**Given instruction**: For the data below, work out how many lines contain the word "Gate" and supply only that number.

(Recorded data)
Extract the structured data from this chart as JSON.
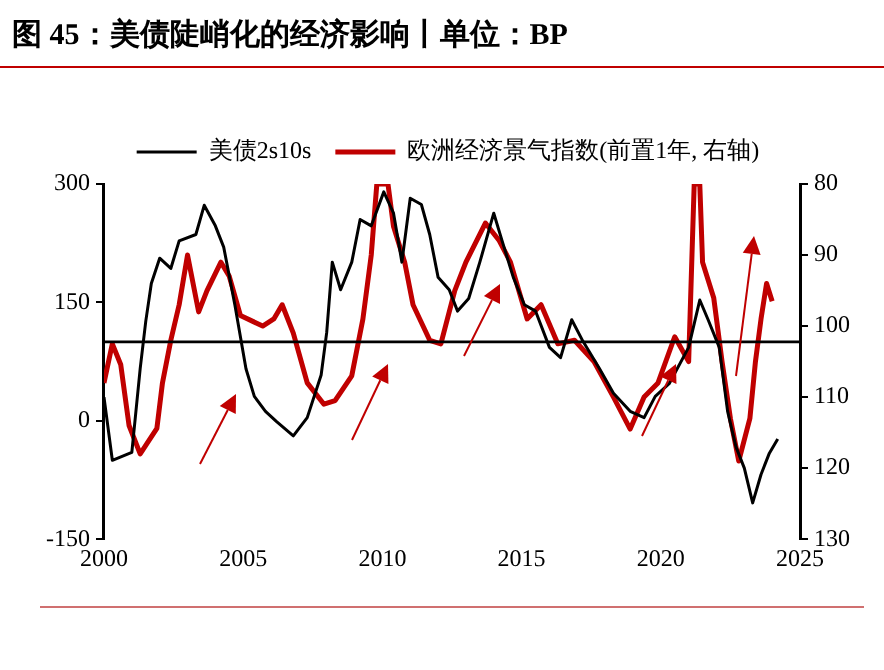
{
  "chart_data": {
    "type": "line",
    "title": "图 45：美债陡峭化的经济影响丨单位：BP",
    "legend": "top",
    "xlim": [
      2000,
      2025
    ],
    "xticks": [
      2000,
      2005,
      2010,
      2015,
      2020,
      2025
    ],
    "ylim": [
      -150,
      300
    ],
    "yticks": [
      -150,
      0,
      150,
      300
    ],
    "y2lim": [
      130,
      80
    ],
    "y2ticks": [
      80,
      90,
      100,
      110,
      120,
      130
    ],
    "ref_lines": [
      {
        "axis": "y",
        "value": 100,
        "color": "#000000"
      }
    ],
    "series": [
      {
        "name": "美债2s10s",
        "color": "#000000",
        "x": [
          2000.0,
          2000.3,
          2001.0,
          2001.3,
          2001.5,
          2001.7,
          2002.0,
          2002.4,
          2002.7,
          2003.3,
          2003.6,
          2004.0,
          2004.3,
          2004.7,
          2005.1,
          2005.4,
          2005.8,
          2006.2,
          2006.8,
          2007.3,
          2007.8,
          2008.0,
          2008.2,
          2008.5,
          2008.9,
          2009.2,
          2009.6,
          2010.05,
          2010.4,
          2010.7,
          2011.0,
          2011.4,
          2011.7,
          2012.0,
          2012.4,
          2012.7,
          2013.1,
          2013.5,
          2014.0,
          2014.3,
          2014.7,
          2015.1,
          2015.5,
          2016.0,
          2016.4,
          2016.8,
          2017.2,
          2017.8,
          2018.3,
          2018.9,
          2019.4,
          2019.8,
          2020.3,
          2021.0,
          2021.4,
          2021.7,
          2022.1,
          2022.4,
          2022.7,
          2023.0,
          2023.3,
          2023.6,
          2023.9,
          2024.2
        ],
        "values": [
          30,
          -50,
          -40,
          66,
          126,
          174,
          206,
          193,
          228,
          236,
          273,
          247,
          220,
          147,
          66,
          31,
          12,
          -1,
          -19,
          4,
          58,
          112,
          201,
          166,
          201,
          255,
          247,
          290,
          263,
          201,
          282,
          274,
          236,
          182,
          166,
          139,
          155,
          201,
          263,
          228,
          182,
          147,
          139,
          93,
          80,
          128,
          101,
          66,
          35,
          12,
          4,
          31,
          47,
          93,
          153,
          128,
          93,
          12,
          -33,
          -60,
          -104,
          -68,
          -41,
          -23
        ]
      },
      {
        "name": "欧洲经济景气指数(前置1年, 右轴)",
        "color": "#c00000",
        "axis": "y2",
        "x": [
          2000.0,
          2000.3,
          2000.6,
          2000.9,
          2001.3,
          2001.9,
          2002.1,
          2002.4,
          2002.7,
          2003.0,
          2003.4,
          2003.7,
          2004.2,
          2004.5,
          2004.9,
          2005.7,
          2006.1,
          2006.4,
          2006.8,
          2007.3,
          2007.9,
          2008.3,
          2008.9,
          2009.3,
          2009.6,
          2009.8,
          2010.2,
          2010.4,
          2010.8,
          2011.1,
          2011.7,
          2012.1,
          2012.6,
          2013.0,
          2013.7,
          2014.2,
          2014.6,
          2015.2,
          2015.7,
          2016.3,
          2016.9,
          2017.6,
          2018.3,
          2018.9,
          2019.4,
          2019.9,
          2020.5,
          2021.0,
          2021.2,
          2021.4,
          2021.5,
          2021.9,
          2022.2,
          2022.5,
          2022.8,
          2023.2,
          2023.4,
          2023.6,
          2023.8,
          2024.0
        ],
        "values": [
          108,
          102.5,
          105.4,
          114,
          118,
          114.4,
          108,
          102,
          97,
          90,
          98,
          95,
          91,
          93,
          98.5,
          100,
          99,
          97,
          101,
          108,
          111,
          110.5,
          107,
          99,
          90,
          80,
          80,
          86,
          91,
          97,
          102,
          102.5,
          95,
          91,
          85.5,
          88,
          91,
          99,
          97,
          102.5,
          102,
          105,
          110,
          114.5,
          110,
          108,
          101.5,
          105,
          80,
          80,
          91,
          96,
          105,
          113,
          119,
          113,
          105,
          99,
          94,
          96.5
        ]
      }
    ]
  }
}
---
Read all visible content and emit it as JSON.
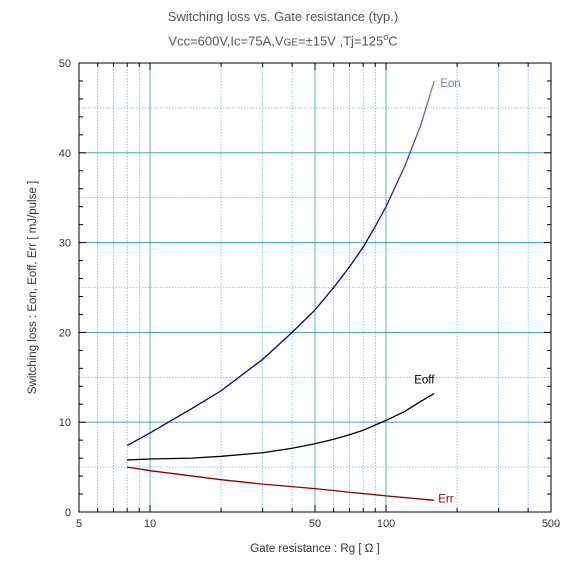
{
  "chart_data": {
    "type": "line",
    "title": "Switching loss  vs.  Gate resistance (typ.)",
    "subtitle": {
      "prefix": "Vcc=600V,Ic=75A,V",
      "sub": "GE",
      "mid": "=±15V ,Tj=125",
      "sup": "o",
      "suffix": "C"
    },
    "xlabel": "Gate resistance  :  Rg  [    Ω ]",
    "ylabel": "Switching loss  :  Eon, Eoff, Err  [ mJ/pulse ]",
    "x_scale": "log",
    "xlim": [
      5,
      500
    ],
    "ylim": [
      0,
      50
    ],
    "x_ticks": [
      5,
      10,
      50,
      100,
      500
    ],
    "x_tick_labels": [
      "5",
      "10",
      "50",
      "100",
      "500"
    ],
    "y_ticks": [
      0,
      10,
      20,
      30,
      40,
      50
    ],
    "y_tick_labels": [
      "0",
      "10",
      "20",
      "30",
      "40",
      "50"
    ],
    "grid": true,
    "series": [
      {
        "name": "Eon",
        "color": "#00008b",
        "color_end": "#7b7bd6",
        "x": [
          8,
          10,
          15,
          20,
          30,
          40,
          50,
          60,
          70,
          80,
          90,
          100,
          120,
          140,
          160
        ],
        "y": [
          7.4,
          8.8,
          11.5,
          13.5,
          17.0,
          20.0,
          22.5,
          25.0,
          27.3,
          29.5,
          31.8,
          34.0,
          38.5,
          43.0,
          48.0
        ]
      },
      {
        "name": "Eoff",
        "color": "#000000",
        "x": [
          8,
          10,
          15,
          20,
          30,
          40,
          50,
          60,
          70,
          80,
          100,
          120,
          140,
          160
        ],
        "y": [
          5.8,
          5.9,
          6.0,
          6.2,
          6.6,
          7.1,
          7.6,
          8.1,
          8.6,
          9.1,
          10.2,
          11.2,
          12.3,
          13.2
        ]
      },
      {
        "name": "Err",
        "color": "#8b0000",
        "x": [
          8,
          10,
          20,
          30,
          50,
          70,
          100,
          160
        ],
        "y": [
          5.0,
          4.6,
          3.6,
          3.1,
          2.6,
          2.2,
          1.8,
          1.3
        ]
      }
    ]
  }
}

**Worked answer**: 2